## Set exercise:
Report all lines from the entries below in which "JSON" appears.

____

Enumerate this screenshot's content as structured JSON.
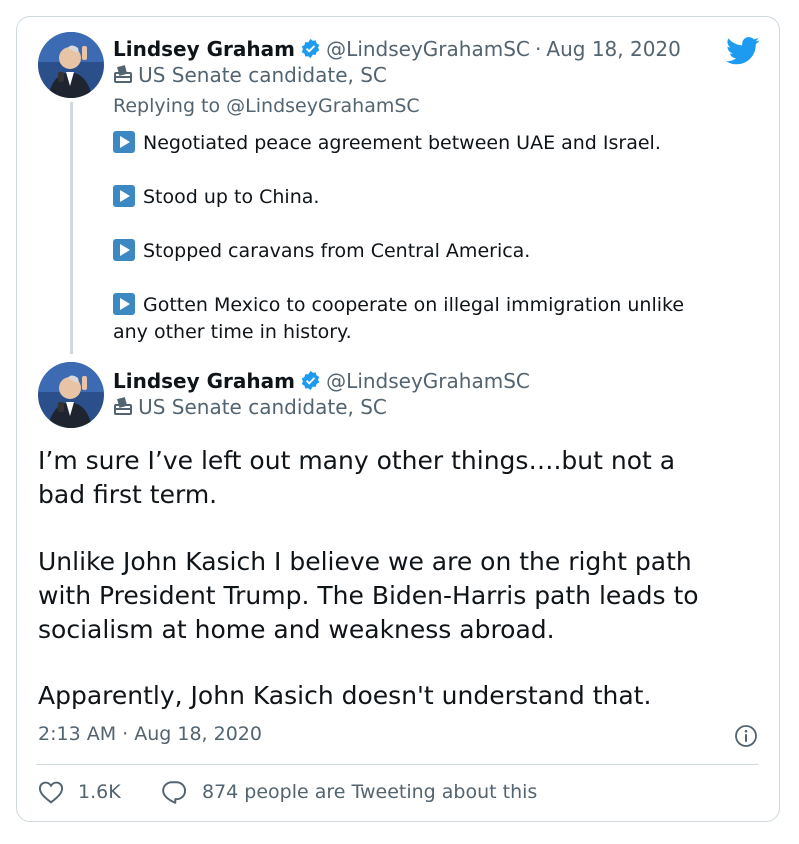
{
  "reply_tweet": {
    "name": "Lindsey Graham",
    "handle": "@LindseyGrahamSC",
    "dot": "·",
    "date": "Aug 18, 2020",
    "label": "US Senate candidate, SC",
    "replying_prefix": "Replying to",
    "replying_handle": "@LindseyGrahamSC",
    "bullets": [
      "Negotiated peace agreement between UAE and Israel.",
      "Stood up to China.",
      "Stopped caravans from Central America.",
      "Gotten Mexico to cooperate on illegal immigration unlike",
      "any other time in history."
    ]
  },
  "main_tweet": {
    "name": "Lindsey Graham",
    "handle": "@LindseyGrahamSC",
    "label": "US Senate candidate, SC",
    "lines": [
      "I’m sure I’ve left out many other things….but not a",
      "bad first term.",
      "Unlike John Kasich I believe we are on the right path",
      "with President Trump. The Biden-Harris path leads to",
      "socialism at home and weakness abroad.",
      "Apparently, John Kasich doesn't understand that."
    ],
    "timestamp": "2:13 AM · Aug 18, 2020",
    "likes": "1.6K",
    "tweeting": "874 people are Tweeting about this"
  },
  "colors": {
    "twitter_blue": "#1d9bf0",
    "text": "#0f1419",
    "secondary": "#536471",
    "border": "#cfd9de",
    "emoji_blue": "#3b88c3"
  }
}
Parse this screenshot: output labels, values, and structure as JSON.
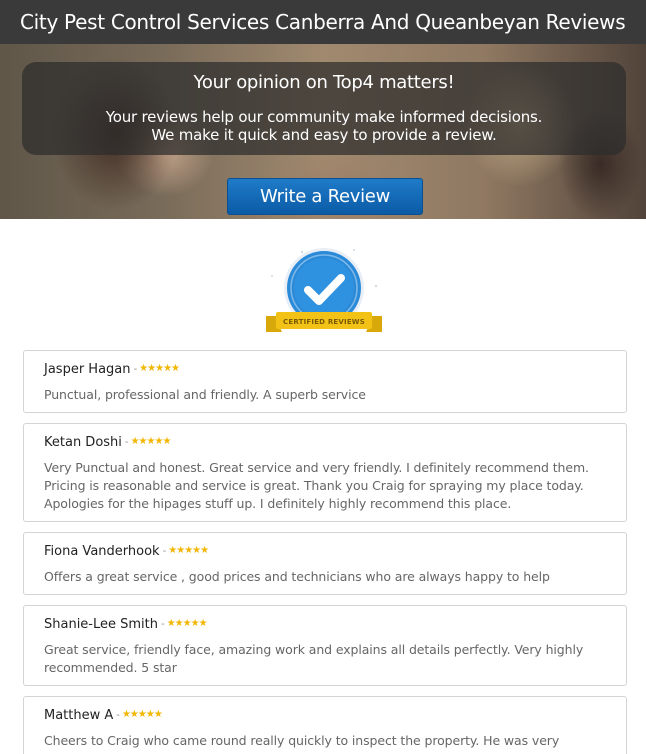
{
  "page": {
    "title": "City Pest Control Services Canberra And Queanbeyan Reviews"
  },
  "hero": {
    "heading": "Your opinion on Top4 matters!",
    "text_line1": "Your reviews help our community make informed decisions.",
    "text_line2": "We make it quick and easy to provide a review.",
    "button_label": "Write a Review"
  },
  "badge": {
    "label": "CERTIFIED REVIEWS"
  },
  "reviews": [
    {
      "name": "Jasper Hagan",
      "rating": 5,
      "text": "Punctual, professional and friendly. A superb service"
    },
    {
      "name": "Ketan Doshi",
      "rating": 5,
      "text": "Very Punctual and honest. Great service and very friendly. I definitely recommend them. Pricing is reasonable and service is great. Thank you Craig for spraying my place today. Apologies for the hipages stuff up. I definitely highly recommend this place."
    },
    {
      "name": "Fiona Vanderhook",
      "rating": 5,
      "text": "Offers a great service , good prices and technicians who are always happy to help"
    },
    {
      "name": "Shanie-Lee Smith",
      "rating": 5,
      "text": "Great service, friendly face, amazing work and explains all details perfectly. Very highly recommended. 5 star"
    },
    {
      "name": "Matthew A",
      "rating": 5,
      "text": "Cheers to Craig who came round really quickly to inspect the property. He was very"
    }
  ],
  "colors": {
    "title_bar": "#3a3a3a",
    "button": "#0b5ba6",
    "star": "#f2b705",
    "badge_blue": "#2a8ad8",
    "badge_ribbon": "#f2c316"
  }
}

____

## Output for this exercise:
Enumerate this screenshot's content as structured JSON.
Parse this screenshot: output labels, values, and structure as JSON.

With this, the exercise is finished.